- [Problem to solve]: Every entry below must appear again, exactly as written.

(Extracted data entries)
===
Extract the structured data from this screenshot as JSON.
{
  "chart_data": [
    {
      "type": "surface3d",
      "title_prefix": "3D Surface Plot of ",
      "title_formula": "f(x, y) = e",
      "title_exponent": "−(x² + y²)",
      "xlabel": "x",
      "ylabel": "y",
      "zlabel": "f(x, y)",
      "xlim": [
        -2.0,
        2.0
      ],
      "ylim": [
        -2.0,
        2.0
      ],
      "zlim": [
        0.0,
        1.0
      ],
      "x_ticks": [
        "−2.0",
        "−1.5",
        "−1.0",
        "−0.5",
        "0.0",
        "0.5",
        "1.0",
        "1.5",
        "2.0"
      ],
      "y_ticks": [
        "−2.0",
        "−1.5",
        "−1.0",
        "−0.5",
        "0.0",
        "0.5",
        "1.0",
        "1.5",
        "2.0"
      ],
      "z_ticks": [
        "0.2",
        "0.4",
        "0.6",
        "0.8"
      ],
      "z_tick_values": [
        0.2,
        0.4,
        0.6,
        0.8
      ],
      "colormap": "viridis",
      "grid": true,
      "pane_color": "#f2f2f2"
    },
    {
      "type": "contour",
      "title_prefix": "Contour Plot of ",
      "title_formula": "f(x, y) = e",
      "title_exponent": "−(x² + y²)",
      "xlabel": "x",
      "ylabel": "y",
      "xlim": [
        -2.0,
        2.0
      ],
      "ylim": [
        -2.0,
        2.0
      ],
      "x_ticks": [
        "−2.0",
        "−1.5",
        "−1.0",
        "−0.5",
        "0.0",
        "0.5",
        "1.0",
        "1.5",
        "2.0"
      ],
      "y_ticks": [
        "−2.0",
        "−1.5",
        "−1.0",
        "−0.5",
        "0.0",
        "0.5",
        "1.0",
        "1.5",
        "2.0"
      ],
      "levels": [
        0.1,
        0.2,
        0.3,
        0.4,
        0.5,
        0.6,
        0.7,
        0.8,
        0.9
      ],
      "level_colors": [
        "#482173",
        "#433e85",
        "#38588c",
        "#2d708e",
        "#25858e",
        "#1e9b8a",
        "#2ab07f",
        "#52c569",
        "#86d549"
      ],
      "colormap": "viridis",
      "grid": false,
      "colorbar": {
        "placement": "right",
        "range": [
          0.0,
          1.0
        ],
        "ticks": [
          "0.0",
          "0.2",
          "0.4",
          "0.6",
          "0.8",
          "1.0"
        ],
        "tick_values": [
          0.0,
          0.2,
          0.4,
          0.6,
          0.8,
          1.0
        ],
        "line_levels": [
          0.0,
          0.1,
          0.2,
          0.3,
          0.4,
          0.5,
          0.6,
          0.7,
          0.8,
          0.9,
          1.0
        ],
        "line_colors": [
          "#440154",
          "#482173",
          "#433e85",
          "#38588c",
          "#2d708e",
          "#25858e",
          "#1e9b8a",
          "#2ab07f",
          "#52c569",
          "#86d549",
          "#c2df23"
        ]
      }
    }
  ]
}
===
- [Response]:
Extract the structured data from this screenshot as JSON.
{
  "chart_data": [
    {
      "type": "surface3d",
      "title_prefix": "3D Surface Plot of ",
      "title_formula": "f(x, y) = e",
      "title_exponent": "−(x² + y²)",
      "xlabel": "x",
      "ylabel": "y",
      "zlabel": "f(x, y)",
      "xlim": [
        -2.0,
        2.0
      ],
      "ylim": [
        -2.0,
        2.0
      ],
      "zlim": [
        0.0,
        1.0
      ],
      "x_ticks": [
        "−2.0",
        "−1.5",
        "−1.0",
        "−0.5",
        "0.0",
        "0.5",
        "1.0",
        "1.5",
        "2.0"
      ],
      "y_ticks": [
        "−2.0",
        "−1.5",
        "−1.0",
        "−0.5",
        "0.0",
        "0.5",
        "1.0",
        "1.5",
        "2.0"
      ],
      "z_ticks": [
        "0.2",
        "0.4",
        "0.6",
        "0.8"
      ],
      "z_tick_values": [
        0.2,
        0.4,
        0.6,
        0.8
      ],
      "colormap": "viridis",
      "grid": true,
      "pane_color": "#f2f2f2"
    },
    {
      "type": "contour",
      "title_prefix": "Contour Plot of ",
      "title_formula": "f(x, y) = e",
      "title_exponent": "−(x² + y²)",
      "xlabel": "x",
      "ylabel": "y",
      "xlim": [
        -2.0,
        2.0
      ],
      "ylim": [
        -2.0,
        2.0
      ],
      "x_ticks": [
        "−2.0",
        "−1.5",
        "−1.0",
        "−0.5",
        "0.0",
        "0.5",
        "1.0",
        "1.5",
        "2.0"
      ],
      "y_ticks": [
        "−2.0",
        "−1.5",
        "−1.0",
        "−0.5",
        "0.0",
        "0.5",
        "1.0",
        "1.5",
        "2.0"
      ],
      "levels": [
        0.1,
        0.2,
        0.3,
        0.4,
        0.5,
        0.6,
        0.7,
        0.8,
        0.9
      ],
      "level_colors": [
        "#482173",
        "#433e85",
        "#38588c",
        "#2d708e",
        "#25858e",
        "#1e9b8a",
        "#2ab07f",
        "#52c569",
        "#86d549"
      ],
      "colormap": "viridis",
      "grid": false,
      "colorbar": {
        "placement": "right",
        "range": [
          0.0,
          1.0
        ],
        "ticks": [
          "0.0",
          "0.2",
          "0.4",
          "0.6",
          "0.8",
          "1.0"
        ],
        "tick_values": [
          0.0,
          0.2,
          0.4,
          0.6,
          0.8,
          1.0
        ],
        "line_levels": [
          0.0,
          0.1,
          0.2,
          0.3,
          0.4,
          0.5,
          0.6,
          0.7,
          0.8,
          0.9,
          1.0
        ],
        "line_colors": [
          "#440154",
          "#482173",
          "#433e85",
          "#38588c",
          "#2d708e",
          "#25858e",
          "#1e9b8a",
          "#2ab07f",
          "#52c569",
          "#86d549",
          "#c2df23"
        ]
      }
    }
  ]
}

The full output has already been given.